== Data shown ==
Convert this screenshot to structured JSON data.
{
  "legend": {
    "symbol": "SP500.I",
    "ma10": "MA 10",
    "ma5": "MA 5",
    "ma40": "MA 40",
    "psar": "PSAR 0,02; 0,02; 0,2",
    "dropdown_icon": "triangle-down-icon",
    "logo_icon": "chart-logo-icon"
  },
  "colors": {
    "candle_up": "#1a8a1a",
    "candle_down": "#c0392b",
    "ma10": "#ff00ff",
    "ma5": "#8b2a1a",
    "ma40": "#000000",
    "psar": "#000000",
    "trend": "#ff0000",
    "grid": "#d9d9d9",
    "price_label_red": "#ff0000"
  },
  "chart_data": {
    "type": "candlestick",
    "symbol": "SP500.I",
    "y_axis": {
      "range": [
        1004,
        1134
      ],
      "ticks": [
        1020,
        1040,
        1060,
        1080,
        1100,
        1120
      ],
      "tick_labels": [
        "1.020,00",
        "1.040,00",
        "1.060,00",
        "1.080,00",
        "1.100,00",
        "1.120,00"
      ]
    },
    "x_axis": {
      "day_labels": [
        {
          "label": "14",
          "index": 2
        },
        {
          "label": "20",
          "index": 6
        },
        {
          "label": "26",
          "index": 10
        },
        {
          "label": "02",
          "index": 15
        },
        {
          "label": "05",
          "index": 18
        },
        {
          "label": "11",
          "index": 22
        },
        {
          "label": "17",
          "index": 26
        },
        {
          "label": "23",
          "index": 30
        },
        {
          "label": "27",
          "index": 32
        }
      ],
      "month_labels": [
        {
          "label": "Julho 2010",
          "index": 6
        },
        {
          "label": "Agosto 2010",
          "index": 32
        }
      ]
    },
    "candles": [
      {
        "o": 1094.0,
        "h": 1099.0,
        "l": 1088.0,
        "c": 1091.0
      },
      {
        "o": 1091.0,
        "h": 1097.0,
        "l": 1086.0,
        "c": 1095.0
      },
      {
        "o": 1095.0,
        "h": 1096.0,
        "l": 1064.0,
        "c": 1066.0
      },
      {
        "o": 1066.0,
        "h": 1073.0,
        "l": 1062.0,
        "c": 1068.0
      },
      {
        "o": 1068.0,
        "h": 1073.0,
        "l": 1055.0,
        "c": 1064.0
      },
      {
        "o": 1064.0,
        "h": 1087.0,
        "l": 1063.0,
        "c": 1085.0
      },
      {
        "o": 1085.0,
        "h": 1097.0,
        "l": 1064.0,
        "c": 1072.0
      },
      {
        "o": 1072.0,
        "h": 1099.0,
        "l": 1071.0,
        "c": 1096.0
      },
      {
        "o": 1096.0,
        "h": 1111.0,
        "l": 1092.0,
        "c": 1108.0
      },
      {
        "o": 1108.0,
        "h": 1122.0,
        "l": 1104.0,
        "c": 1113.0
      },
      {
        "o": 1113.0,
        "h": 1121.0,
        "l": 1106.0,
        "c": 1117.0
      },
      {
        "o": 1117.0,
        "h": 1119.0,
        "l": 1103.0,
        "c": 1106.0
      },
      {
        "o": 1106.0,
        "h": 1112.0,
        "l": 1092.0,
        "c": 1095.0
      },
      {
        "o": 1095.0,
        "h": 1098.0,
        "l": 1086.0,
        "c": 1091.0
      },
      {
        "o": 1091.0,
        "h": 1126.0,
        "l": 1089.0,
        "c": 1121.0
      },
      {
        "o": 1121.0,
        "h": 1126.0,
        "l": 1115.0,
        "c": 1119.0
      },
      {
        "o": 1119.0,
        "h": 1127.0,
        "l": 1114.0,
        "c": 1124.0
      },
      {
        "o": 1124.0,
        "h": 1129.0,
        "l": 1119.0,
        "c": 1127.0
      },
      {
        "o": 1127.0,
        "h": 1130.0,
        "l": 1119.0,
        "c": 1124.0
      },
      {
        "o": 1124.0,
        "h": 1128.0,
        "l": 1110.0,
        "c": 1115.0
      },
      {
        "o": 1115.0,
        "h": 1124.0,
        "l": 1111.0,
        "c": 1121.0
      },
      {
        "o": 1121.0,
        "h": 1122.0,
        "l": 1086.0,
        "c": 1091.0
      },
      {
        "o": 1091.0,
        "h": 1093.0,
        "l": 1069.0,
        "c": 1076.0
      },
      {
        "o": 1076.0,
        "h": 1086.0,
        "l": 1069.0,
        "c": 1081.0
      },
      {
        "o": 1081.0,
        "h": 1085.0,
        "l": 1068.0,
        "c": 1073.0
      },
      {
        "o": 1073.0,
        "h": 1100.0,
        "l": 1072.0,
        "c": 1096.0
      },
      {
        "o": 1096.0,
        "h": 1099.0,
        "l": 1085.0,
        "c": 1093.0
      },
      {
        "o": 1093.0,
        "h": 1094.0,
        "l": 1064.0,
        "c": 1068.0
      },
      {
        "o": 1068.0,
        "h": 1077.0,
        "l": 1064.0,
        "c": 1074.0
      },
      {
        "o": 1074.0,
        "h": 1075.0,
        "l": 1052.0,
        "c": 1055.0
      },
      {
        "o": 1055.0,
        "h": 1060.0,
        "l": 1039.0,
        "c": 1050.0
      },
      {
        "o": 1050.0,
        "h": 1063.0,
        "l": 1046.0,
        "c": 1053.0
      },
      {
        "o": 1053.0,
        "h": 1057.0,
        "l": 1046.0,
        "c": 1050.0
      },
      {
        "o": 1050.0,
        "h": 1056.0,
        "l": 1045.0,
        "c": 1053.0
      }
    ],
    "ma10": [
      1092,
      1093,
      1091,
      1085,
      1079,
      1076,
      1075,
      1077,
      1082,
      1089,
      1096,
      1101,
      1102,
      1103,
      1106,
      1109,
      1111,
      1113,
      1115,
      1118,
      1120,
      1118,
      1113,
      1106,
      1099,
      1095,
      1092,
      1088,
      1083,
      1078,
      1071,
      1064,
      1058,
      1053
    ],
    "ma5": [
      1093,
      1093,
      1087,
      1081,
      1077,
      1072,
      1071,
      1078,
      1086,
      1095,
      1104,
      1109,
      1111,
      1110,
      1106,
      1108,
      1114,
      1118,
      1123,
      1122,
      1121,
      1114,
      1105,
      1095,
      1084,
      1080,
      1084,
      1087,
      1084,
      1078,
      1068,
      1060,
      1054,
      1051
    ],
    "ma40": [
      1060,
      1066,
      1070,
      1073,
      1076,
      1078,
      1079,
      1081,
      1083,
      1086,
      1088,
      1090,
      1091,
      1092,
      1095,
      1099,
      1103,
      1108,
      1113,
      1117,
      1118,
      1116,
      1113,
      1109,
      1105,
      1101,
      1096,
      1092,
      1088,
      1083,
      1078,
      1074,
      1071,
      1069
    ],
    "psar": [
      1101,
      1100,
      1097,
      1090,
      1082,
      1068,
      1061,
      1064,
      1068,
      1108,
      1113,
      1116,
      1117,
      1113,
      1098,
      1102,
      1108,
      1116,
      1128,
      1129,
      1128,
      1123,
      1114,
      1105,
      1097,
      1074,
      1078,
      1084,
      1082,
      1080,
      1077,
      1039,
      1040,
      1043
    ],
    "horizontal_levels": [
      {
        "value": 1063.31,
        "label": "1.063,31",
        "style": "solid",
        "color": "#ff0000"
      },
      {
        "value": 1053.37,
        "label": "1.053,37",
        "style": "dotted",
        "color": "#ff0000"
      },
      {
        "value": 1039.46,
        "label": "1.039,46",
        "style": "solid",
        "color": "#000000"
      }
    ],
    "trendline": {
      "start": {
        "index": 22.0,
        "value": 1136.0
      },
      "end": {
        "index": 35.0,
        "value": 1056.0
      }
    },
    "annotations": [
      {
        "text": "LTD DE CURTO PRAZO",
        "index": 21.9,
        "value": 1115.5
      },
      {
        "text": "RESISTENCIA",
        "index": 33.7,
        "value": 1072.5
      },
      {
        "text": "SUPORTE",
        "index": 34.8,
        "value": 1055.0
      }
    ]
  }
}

== Task to carry out ==
Give the number of lines that hold the word "text" in these records, with nothing added.

== Reply ==
3